__TO DO__
List each line of the data that holds the string "Applikationen", please.

__RECORDS SHOWN__
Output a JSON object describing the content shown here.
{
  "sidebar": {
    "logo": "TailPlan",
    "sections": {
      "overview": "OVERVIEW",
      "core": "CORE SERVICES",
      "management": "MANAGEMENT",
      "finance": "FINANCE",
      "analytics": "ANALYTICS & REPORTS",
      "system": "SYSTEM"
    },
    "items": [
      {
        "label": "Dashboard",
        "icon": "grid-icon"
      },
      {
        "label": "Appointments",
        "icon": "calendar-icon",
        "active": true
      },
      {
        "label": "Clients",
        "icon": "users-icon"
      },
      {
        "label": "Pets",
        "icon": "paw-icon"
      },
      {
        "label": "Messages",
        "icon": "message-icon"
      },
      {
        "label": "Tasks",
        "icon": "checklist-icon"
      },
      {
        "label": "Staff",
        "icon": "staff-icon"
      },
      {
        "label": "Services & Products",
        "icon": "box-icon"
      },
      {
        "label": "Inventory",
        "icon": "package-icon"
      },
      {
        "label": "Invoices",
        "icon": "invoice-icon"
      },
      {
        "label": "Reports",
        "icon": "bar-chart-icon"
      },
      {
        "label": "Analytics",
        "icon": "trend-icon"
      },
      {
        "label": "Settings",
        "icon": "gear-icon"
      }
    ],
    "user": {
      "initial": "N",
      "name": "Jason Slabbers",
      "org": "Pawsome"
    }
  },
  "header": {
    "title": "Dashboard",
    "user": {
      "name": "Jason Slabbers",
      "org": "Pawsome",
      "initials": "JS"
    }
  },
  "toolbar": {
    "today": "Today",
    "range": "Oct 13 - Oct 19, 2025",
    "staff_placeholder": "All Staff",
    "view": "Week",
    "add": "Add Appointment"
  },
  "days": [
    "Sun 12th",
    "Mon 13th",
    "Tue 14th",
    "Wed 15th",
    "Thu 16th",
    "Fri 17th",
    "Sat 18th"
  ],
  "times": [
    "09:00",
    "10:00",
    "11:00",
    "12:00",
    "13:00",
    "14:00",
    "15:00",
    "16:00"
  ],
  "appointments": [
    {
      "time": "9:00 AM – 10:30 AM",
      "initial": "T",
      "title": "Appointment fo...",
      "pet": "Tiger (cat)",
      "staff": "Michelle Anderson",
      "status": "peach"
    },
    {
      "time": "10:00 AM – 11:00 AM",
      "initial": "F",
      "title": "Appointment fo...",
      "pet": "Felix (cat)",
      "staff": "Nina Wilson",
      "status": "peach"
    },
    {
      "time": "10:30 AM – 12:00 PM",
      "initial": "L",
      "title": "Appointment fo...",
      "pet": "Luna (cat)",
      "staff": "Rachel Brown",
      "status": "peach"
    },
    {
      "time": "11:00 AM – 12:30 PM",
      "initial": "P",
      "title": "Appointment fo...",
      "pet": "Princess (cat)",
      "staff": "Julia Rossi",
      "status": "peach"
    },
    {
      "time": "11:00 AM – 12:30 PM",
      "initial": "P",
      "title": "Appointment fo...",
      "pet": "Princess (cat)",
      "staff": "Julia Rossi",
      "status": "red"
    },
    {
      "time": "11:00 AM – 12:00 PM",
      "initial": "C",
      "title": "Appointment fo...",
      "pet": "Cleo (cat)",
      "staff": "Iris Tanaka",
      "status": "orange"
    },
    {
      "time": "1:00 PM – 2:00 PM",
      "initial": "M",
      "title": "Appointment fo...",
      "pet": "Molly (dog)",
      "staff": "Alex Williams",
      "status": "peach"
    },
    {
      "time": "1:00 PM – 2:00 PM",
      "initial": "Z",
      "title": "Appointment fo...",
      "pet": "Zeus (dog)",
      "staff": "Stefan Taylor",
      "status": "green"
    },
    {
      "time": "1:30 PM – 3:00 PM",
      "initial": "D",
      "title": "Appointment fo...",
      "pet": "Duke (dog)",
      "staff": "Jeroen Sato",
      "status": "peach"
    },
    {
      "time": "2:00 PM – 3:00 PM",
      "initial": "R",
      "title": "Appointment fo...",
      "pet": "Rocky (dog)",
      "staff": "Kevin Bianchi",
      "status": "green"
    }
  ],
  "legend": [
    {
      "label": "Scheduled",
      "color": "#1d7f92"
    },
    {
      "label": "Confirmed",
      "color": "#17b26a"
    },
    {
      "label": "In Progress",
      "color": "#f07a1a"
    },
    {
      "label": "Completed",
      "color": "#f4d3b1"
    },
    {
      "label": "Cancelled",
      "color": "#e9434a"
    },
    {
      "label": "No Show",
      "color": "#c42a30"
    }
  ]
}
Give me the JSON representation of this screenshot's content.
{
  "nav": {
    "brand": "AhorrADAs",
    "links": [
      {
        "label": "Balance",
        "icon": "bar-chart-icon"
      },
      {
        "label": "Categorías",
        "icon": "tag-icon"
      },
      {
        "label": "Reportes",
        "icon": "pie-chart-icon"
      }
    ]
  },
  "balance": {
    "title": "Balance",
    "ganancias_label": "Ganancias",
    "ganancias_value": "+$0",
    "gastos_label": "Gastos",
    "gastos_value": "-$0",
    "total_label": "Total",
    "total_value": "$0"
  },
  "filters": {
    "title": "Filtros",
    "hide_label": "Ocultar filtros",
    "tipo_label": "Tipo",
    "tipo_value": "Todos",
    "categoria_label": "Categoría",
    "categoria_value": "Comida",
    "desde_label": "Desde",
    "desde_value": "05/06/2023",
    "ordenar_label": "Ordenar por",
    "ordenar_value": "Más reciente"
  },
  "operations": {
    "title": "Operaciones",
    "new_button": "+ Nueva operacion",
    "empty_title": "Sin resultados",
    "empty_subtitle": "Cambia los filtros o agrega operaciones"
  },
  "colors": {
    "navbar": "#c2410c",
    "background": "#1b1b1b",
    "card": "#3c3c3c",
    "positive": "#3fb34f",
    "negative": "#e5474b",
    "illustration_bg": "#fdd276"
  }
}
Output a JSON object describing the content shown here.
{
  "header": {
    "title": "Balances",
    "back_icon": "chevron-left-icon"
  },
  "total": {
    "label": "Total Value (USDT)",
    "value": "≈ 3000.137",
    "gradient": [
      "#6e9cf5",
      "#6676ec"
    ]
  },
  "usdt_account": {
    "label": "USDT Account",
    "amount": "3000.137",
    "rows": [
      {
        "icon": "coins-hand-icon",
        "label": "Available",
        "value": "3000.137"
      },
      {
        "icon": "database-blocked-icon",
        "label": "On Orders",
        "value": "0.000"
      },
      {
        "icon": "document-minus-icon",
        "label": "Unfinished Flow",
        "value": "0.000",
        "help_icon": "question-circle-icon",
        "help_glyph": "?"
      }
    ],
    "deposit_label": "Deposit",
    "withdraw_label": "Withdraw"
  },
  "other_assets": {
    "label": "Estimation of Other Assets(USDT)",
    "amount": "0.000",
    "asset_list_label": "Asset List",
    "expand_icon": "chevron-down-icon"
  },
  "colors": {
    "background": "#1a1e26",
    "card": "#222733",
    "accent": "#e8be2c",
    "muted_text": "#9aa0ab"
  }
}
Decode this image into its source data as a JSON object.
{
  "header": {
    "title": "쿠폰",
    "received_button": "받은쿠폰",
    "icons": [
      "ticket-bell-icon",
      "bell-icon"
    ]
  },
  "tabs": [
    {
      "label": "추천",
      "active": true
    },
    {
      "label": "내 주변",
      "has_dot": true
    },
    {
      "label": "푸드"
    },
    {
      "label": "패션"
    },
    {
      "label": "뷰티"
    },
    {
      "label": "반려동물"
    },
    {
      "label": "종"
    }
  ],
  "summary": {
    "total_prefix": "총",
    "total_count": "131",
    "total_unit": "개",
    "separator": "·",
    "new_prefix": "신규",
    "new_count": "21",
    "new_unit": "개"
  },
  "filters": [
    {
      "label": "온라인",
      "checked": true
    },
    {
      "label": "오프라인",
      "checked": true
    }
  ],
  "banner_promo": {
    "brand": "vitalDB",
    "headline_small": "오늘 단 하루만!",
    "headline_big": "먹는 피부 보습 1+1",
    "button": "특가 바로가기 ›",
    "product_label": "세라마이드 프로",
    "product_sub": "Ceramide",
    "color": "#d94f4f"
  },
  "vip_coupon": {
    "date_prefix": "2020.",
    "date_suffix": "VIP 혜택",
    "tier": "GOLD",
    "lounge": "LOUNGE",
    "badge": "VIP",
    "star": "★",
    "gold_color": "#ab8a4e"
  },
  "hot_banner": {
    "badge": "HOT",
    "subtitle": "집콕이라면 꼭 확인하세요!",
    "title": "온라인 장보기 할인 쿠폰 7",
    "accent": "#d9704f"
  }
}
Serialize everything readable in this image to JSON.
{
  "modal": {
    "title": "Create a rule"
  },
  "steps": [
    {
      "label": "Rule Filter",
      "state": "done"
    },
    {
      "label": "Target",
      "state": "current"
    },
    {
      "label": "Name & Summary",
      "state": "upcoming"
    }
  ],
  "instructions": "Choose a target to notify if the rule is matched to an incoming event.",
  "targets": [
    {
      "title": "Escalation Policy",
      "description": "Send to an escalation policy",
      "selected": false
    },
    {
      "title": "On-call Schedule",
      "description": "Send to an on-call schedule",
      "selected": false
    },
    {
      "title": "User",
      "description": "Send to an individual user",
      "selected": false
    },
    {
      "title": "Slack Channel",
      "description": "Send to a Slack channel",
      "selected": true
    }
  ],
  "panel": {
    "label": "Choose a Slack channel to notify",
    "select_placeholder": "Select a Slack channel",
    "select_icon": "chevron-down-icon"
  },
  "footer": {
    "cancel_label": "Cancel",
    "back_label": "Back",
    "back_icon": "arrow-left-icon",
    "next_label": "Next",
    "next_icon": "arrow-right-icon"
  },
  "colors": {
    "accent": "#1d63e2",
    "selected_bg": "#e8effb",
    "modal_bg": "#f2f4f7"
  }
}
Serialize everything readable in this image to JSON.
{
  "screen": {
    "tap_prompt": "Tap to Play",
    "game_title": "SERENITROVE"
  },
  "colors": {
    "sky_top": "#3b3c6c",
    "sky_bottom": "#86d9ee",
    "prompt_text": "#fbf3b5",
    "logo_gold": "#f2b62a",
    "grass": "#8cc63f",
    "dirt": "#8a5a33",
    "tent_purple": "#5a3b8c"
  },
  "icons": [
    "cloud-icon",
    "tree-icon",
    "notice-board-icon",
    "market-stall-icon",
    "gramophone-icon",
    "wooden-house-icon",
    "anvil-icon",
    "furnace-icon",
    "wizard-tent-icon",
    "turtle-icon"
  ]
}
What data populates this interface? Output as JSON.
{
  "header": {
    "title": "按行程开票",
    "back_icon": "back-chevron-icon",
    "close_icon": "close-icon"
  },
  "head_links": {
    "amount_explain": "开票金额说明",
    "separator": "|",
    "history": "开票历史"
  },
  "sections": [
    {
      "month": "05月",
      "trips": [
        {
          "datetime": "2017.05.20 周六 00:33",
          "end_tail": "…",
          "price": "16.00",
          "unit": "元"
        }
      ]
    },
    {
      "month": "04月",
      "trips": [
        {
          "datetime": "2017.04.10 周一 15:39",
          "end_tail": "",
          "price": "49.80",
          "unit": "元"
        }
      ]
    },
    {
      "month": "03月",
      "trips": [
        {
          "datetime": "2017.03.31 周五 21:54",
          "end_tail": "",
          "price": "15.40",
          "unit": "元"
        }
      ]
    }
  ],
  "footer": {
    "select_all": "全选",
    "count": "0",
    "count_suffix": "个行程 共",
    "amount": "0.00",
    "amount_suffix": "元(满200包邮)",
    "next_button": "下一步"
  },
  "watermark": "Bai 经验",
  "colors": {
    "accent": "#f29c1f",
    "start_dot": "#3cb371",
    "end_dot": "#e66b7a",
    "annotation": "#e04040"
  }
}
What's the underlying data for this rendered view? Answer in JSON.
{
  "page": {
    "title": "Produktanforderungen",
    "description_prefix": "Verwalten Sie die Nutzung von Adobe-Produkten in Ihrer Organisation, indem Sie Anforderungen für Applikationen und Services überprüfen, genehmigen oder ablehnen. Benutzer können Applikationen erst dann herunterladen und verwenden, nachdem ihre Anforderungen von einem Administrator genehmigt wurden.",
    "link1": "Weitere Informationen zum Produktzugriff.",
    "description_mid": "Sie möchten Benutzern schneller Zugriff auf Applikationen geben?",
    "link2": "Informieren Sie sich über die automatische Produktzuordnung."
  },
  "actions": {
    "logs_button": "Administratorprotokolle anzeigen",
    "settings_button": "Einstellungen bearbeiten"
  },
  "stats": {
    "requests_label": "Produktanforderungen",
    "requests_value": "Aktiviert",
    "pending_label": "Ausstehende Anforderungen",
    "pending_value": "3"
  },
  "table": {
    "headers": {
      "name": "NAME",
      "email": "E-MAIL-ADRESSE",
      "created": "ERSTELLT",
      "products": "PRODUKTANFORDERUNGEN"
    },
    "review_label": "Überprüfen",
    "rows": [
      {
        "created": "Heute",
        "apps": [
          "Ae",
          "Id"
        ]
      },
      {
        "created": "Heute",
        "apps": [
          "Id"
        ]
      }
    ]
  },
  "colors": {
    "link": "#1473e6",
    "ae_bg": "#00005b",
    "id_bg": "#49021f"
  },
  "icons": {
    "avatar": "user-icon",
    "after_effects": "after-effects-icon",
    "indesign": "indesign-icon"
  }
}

__TASK RESPONSE__
    "description_prefix": "Verwalten Sie die Nutzung von Adobe-Produkten in Ihrer Organisation, indem Sie Anforderungen für Applikationen und Services überprüfen, genehmigen oder ablehnen. Benutzer können Applikationen erst dann herunterladen und verwenden, nachdem ihre Anforderungen von einem Administrator genehmigt wurden.",
    "description_mid": "Sie möchten Benutzern schneller Zugriff auf Applikationen geben?",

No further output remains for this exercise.